WHAT TO DO >>
Copy out each line of the material in which the word "title" appears.

SOURCE RECORDS >>

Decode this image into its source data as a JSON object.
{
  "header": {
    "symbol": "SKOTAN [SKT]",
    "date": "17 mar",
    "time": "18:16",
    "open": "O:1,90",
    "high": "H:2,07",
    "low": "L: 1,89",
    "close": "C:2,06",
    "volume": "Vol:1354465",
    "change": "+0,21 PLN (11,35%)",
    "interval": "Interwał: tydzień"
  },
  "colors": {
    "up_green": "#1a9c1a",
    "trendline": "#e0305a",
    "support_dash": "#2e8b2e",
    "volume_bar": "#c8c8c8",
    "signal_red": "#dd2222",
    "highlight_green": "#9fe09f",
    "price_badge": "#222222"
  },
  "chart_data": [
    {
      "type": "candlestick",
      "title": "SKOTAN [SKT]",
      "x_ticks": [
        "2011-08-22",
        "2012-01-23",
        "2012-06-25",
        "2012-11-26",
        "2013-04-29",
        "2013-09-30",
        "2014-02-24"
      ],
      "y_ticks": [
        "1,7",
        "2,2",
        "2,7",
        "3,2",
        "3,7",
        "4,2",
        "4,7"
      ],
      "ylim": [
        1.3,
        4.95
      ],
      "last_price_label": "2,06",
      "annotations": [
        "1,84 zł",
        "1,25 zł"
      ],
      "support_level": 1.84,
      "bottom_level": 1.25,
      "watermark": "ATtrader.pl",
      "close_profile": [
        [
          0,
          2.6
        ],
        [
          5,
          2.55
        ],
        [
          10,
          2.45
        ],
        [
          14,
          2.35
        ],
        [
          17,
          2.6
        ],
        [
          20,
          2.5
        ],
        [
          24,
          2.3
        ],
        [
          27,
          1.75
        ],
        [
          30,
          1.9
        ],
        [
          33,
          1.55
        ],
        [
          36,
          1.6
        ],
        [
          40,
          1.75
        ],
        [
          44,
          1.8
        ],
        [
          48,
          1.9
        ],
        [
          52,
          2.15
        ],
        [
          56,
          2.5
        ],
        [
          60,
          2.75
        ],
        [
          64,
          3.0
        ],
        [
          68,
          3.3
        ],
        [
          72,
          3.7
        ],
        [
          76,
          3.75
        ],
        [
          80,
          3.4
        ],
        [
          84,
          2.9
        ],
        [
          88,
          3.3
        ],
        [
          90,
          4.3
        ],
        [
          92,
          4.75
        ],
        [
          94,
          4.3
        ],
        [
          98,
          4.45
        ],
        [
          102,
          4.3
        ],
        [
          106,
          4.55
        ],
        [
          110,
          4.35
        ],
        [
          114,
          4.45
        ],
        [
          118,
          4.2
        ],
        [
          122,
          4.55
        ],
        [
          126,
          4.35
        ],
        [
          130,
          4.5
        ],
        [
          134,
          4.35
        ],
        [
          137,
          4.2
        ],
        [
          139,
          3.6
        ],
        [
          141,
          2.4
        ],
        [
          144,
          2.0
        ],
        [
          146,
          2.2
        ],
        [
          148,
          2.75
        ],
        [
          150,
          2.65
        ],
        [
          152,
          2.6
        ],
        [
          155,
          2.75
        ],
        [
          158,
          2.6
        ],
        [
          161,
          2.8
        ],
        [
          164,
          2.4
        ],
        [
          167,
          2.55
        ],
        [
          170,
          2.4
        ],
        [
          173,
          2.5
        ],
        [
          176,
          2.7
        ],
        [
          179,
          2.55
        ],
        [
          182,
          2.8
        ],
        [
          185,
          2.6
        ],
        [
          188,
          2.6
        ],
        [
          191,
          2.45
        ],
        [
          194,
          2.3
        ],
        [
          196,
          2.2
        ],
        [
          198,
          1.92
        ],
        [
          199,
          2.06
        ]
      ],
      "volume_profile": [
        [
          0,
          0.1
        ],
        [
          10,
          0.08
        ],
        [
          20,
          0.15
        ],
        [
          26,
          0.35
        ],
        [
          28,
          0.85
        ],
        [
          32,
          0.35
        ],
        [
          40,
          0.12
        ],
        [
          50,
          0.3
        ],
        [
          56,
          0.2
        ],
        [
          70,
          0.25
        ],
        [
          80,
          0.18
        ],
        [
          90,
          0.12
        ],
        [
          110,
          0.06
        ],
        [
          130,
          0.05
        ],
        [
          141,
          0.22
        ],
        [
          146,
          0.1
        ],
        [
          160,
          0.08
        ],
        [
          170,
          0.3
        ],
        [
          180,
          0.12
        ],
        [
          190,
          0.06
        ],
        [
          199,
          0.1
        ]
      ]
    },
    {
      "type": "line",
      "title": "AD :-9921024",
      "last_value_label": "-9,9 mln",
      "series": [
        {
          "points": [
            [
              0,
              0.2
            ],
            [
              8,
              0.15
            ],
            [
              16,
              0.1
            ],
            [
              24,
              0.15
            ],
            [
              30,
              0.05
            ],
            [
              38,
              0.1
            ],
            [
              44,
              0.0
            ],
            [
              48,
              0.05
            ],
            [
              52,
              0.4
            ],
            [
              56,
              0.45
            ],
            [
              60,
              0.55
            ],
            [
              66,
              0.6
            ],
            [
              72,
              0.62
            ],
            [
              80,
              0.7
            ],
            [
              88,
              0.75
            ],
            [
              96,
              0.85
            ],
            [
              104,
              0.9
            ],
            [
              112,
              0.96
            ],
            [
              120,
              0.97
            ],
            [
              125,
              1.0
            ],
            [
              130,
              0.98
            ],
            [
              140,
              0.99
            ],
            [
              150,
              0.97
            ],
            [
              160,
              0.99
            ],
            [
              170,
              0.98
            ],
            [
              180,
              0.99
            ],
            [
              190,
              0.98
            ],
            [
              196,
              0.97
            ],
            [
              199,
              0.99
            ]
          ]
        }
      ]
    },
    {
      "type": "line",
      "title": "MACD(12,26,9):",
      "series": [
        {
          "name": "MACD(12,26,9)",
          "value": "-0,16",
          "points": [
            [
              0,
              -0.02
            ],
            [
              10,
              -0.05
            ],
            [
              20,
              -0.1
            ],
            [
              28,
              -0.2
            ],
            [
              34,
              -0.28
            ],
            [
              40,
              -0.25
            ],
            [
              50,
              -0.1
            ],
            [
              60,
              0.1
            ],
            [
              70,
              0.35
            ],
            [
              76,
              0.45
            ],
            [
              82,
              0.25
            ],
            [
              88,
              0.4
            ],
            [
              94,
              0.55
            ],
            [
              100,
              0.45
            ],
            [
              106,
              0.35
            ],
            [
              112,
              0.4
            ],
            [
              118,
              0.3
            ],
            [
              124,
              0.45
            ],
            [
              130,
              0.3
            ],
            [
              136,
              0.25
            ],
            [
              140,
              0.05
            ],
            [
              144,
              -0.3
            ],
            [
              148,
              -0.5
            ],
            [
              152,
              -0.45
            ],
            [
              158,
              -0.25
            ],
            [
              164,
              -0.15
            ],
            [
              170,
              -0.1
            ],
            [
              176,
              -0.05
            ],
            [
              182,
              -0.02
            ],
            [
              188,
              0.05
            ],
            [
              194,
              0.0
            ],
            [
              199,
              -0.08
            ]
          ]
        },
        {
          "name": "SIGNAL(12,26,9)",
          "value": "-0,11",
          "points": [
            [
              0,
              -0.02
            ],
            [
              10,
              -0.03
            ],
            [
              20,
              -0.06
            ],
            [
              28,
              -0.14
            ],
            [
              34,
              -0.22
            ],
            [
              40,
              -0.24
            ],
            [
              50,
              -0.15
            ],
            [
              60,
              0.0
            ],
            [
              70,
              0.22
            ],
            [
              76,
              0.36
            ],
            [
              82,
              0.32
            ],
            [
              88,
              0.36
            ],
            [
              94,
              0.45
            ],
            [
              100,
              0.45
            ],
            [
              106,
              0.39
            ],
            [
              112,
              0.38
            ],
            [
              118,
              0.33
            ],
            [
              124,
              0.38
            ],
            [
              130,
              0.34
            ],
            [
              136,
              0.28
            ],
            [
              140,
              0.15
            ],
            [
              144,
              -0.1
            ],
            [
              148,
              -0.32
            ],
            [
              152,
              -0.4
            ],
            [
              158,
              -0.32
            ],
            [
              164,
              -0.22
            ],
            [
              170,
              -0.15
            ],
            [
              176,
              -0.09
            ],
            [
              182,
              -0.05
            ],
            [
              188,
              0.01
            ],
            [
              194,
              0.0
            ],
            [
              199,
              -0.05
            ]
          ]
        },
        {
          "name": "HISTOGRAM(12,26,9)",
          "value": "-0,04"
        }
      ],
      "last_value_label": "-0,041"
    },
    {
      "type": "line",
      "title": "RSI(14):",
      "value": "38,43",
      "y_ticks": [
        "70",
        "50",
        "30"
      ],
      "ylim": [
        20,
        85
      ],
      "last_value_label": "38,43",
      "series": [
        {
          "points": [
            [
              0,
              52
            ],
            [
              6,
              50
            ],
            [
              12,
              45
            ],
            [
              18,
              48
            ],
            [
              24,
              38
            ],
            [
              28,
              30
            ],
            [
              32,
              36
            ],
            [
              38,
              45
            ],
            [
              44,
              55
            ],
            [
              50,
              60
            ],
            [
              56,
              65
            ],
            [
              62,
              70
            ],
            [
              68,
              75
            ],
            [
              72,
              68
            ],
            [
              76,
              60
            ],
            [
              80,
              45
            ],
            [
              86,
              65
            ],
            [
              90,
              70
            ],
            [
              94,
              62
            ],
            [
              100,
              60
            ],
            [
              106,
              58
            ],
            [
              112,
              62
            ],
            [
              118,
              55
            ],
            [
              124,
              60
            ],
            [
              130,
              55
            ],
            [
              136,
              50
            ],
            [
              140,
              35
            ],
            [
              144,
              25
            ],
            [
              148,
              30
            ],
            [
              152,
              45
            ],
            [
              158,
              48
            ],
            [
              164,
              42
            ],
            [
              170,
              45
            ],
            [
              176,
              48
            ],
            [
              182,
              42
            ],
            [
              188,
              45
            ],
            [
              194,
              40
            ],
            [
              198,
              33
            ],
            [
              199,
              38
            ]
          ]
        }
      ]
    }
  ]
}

SOLUTION >>
      "title": "SKOTAN [SKT]",
      "title": "AD :-9921024",
      "title": "MACD(12,26,9):",
      "title": "RSI(14):",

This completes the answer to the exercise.